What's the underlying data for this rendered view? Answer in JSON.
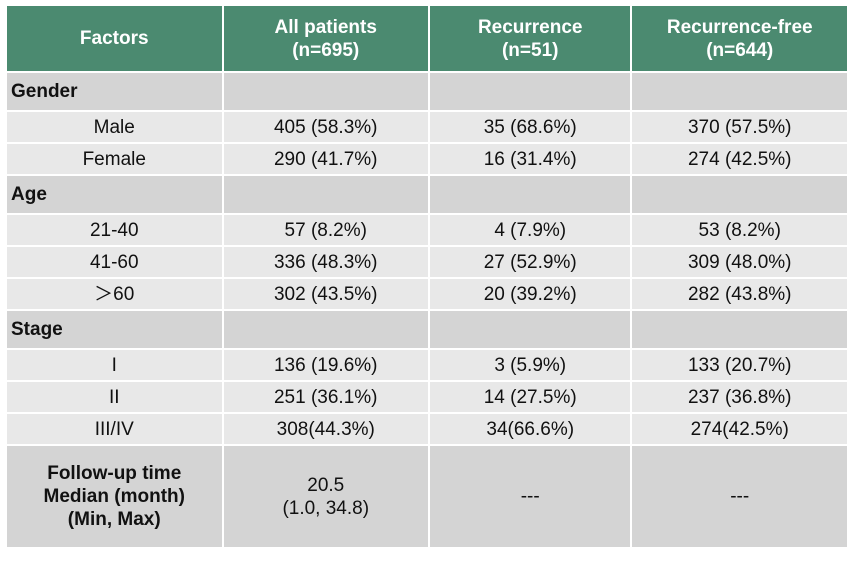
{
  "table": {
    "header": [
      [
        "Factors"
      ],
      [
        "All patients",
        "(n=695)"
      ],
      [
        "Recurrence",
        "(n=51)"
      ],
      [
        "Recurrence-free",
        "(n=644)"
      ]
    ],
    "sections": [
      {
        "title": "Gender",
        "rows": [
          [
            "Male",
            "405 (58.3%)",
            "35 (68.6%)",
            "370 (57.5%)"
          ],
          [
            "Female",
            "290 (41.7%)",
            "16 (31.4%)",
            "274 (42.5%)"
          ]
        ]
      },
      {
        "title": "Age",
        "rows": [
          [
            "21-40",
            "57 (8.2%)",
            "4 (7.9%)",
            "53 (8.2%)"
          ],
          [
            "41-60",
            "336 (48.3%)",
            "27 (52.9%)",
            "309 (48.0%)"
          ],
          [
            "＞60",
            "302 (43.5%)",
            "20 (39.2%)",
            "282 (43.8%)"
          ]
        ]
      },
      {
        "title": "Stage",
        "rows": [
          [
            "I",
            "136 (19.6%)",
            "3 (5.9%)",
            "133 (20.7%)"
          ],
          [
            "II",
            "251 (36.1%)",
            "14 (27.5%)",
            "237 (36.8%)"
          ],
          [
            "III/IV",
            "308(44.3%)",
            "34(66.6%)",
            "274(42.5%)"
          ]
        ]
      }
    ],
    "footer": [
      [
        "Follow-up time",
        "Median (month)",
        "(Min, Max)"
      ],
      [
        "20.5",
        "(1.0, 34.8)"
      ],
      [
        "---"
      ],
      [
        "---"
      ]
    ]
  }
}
^^^^
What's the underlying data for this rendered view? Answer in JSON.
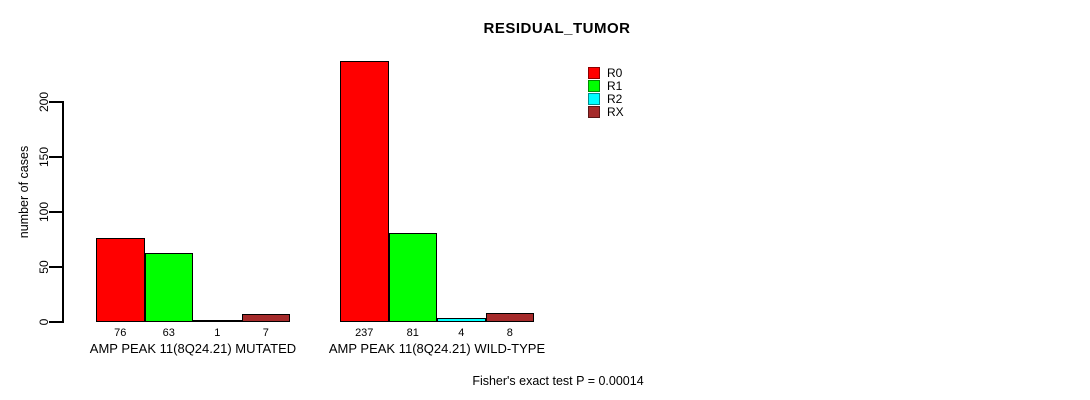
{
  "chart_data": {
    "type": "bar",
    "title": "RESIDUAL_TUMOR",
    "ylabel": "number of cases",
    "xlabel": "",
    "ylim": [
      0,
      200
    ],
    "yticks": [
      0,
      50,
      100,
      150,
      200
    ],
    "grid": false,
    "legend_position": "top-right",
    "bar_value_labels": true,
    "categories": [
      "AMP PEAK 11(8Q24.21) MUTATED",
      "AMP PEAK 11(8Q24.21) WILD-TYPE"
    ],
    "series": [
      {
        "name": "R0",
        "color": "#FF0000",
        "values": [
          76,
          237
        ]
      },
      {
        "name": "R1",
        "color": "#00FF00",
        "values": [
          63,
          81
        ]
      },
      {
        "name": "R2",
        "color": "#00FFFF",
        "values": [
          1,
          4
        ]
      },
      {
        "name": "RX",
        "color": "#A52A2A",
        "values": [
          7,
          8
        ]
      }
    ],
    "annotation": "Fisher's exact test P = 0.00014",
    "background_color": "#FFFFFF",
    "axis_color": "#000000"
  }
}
^^^^
WHAT TO PRODUCE: Every line of the data that includes the word "PEAK" should be copied.

ANSWER SPACE:
      "AMP PEAK 11(8Q24.21) MUTATED",
      "AMP PEAK 11(8Q24.21) WILD-TYPE"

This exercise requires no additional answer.